Each line that holds the word "problem" should be returned.

Input data
⟨

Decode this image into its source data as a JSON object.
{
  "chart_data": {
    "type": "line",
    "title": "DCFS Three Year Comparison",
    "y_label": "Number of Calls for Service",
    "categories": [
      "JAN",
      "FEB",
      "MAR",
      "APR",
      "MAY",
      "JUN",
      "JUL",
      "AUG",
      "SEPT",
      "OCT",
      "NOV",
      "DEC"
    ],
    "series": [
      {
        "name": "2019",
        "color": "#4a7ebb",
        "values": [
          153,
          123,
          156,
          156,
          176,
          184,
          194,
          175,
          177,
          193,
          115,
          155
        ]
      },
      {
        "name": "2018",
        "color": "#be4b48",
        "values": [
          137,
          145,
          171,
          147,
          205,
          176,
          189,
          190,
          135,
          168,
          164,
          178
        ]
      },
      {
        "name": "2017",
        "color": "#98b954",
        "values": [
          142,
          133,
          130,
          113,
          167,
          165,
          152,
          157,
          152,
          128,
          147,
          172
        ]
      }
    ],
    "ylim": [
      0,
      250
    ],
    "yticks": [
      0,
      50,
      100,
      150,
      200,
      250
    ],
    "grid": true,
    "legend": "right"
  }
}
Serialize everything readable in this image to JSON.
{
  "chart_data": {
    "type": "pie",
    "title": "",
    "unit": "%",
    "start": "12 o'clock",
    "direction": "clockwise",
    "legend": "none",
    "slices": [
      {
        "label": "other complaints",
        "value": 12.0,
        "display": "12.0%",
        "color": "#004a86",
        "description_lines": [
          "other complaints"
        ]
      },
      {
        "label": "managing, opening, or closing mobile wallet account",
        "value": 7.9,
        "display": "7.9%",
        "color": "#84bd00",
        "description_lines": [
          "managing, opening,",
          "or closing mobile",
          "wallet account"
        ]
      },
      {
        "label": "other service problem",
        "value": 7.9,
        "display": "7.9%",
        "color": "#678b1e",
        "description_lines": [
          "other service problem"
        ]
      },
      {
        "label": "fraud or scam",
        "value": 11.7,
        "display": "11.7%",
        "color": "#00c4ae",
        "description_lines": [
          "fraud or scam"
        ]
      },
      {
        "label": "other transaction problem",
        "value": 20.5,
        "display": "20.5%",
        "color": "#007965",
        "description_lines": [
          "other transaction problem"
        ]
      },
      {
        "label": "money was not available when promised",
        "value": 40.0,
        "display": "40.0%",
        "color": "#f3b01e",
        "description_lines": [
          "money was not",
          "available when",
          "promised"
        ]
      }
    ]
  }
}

⟩
⟨

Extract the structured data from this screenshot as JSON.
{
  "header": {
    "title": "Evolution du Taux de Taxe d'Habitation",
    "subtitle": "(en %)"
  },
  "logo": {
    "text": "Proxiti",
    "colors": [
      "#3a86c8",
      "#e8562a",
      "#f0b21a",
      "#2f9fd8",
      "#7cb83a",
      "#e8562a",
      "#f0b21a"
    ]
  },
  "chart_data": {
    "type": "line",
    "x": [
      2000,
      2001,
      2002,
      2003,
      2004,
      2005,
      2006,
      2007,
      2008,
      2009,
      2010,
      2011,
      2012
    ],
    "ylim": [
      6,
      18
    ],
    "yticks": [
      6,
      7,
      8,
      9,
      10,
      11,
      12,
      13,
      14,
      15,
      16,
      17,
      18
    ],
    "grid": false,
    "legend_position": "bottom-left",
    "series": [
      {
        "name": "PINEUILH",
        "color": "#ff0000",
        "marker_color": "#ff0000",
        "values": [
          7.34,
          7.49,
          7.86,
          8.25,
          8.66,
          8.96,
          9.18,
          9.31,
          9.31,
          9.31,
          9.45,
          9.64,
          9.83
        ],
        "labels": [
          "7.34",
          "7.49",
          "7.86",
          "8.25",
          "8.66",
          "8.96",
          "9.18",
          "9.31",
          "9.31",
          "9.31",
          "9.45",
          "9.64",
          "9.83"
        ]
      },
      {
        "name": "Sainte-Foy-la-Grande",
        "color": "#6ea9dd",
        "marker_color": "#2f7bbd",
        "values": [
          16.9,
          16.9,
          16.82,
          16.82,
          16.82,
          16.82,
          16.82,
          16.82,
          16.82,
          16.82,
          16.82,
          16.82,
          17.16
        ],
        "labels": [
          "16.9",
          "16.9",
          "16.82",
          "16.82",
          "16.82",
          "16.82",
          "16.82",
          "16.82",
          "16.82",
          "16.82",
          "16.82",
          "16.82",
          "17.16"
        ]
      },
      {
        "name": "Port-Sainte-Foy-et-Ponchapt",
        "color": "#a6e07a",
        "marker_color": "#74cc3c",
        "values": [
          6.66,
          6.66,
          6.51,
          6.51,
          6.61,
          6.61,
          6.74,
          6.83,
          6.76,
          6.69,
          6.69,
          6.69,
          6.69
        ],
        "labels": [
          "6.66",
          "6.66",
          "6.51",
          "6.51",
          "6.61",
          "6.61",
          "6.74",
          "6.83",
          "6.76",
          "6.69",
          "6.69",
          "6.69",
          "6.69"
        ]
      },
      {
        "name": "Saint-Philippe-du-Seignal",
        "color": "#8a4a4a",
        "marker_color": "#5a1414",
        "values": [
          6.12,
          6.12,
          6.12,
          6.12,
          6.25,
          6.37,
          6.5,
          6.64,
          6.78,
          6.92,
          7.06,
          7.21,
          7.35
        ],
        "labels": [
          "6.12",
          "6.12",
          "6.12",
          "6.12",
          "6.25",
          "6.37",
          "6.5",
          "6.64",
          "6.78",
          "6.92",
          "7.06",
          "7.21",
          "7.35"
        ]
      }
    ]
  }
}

⟩

Exercise solution
        "label": "other service problem",
          "other service problem"
        "label": "other transaction problem",
          "other transaction problem"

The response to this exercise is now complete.